## [Material for this task]

++++

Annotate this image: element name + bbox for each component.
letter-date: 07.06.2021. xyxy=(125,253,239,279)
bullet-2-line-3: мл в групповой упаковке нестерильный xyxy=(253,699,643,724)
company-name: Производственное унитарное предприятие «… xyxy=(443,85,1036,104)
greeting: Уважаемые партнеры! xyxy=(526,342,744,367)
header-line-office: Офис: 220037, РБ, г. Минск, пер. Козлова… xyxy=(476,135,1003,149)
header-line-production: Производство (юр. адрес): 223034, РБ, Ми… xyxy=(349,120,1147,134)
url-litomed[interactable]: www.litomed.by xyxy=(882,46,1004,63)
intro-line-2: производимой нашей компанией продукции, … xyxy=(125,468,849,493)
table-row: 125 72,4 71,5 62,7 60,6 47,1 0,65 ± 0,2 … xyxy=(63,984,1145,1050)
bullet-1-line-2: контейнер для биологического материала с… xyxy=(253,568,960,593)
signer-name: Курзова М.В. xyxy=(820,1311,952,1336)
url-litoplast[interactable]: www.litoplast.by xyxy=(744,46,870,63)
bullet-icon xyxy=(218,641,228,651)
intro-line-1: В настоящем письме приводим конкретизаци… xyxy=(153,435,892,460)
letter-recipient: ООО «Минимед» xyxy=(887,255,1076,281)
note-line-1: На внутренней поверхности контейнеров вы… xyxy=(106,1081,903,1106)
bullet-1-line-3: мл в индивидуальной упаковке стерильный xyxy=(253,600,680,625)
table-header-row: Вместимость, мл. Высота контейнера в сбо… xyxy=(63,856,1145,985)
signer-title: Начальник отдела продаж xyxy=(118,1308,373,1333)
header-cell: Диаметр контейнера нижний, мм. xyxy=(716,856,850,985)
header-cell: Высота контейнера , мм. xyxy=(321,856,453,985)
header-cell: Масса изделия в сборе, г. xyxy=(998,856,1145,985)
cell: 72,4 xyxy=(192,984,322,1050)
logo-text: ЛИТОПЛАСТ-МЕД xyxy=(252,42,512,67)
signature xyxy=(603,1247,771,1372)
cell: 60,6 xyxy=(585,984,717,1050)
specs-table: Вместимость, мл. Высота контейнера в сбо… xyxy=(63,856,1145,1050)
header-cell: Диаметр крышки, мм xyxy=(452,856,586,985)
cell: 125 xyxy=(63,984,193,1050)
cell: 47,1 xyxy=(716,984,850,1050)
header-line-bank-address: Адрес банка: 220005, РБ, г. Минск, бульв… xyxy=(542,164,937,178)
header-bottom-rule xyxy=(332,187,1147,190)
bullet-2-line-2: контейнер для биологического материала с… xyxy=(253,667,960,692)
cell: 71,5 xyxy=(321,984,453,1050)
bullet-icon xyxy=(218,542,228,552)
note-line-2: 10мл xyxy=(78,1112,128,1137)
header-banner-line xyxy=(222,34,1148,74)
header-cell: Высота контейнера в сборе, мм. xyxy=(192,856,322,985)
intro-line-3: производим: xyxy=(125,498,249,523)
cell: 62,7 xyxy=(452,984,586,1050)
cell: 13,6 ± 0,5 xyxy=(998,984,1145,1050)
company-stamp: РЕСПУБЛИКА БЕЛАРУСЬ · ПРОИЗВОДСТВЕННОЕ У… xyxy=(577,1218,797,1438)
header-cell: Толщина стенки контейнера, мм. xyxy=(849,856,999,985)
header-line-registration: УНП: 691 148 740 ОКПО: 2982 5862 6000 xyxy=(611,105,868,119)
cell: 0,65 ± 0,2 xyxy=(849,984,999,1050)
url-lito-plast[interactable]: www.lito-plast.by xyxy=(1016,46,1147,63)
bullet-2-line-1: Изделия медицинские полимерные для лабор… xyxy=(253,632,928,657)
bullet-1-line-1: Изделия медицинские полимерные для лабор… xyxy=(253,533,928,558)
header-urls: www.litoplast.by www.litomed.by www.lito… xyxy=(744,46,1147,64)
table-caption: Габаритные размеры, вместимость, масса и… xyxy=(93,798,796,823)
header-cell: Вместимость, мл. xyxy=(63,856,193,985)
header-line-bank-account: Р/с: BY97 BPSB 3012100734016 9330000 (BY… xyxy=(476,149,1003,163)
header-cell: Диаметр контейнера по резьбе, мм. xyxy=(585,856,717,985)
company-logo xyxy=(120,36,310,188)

++++

## [Short task]
Please edit the rows above so that every "header-cell" becomes "column-heading". Leave everything else unchanged.

## [Answer for this exercise]
Annotate this image: element name + bbox for each component.
letter-date: 07.06.2021. xyxy=(125,253,239,279)
bullet-2-line-3: мл в групповой упаковке нестерильный xyxy=(253,699,643,724)
company-name: Производственное унитарное предприятие «… xyxy=(443,85,1036,104)
greeting: Уважаемые партнеры! xyxy=(526,342,744,367)
header-line-office: Офис: 220037, РБ, г. Минск, пер. Козлова… xyxy=(476,135,1003,149)
header-line-production: Производство (юр. адрес): 223034, РБ, Ми… xyxy=(349,120,1147,134)
url-litomed[interactable]: www.litomed.by xyxy=(882,46,1004,63)
intro-line-2: производимой нашей компанией продукции, … xyxy=(125,468,849,493)
table-row: 125 72,4 71,5 62,7 60,6 47,1 0,65 ± 0,2 … xyxy=(63,984,1145,1050)
bullet-1-line-2: контейнер для биологического материала с… xyxy=(253,568,960,593)
signer-name: Курзова М.В. xyxy=(820,1311,952,1336)
url-litoplast[interactable]: www.litoplast.by xyxy=(744,46,870,63)
bullet-icon xyxy=(218,641,228,651)
intro-line-1: В настоящем письме приводим конкретизаци… xyxy=(153,435,892,460)
letter-recipient: ООО «Минимед» xyxy=(887,255,1076,281)
note-line-1: На внутренней поверхности контейнеров вы… xyxy=(106,1081,903,1106)
bullet-1-line-3: мл в индивидуальной упаковке стерильный xyxy=(253,600,680,625)
table-header-row: Вместимость, мл. Высота контейнера в сбо… xyxy=(63,856,1145,985)
signer-title: Начальник отдела продаж xyxy=(118,1308,373,1333)
column-heading: Диаметр контейнера нижний, мм. xyxy=(716,856,850,985)
column-heading: Высота контейнера , мм. xyxy=(321,856,453,985)
column-heading: Масса изделия в сборе, г. xyxy=(998,856,1145,985)
cell: 72,4 xyxy=(192,984,322,1050)
logo-text: ЛИТОПЛАСТ-МЕД xyxy=(252,42,512,67)
signature xyxy=(603,1247,771,1372)
cell: 60,6 xyxy=(585,984,717,1050)
specs-table: Вместимость, мл. Высота контейнера в сбо… xyxy=(63,856,1145,1050)
column-heading: Диаметр крышки, мм xyxy=(452,856,586,985)
cell: 125 xyxy=(63,984,193,1050)
cell: 47,1 xyxy=(716,984,850,1050)
header-line-bank-address: Адрес банка: 220005, РБ, г. Минск, бульв… xyxy=(542,164,937,178)
header-bottom-rule xyxy=(332,187,1147,190)
bullet-2-line-2: контейнер для биологического материала с… xyxy=(253,667,960,692)
cell: 71,5 xyxy=(321,984,453,1050)
bullet-icon xyxy=(218,542,228,552)
note-line-2: 10мл xyxy=(78,1112,128,1137)
header-banner-line xyxy=(222,34,1148,74)
column-heading: Высота контейнера в сборе, мм. xyxy=(192,856,322,985)
intro-line-3: производим: xyxy=(125,498,249,523)
cell: 62,7 xyxy=(452,984,586,1050)
cell: 13,6 ± 0,5 xyxy=(998,984,1145,1050)
company-stamp: РЕСПУБЛИКА БЕЛАРУСЬ · ПРОИЗВОДСТВЕННОЕ У… xyxy=(577,1218,797,1438)
column-heading: Толщина стенки контейнера, мм. xyxy=(849,856,999,985)
header-line-registration: УНП: 691 148 740 ОКПО: 2982 5862 6000 xyxy=(611,105,868,119)
cell: 0,65 ± 0,2 xyxy=(849,984,999,1050)
url-lito-plast[interactable]: www.lito-plast.by xyxy=(1016,46,1147,63)
bullet-2-line-1: Изделия медицинские полимерные для лабор… xyxy=(253,632,928,657)
bullet-1-line-1: Изделия медицинские полимерные для лабор… xyxy=(253,533,928,558)
header-urls: www.litoplast.by www.litomed.by www.lito… xyxy=(744,46,1147,64)
table-caption: Габаритные размеры, вместимость, масса и… xyxy=(93,798,796,823)
column-heading: Вместимость, мл. xyxy=(63,856,193,985)
header-line-bank-account: Р/с: BY97 BPSB 3012100734016 9330000 (BY… xyxy=(476,149,1003,163)
column-heading: Диаметр контейнера по резьбе, мм. xyxy=(585,856,717,985)
company-logo xyxy=(120,36,310,188)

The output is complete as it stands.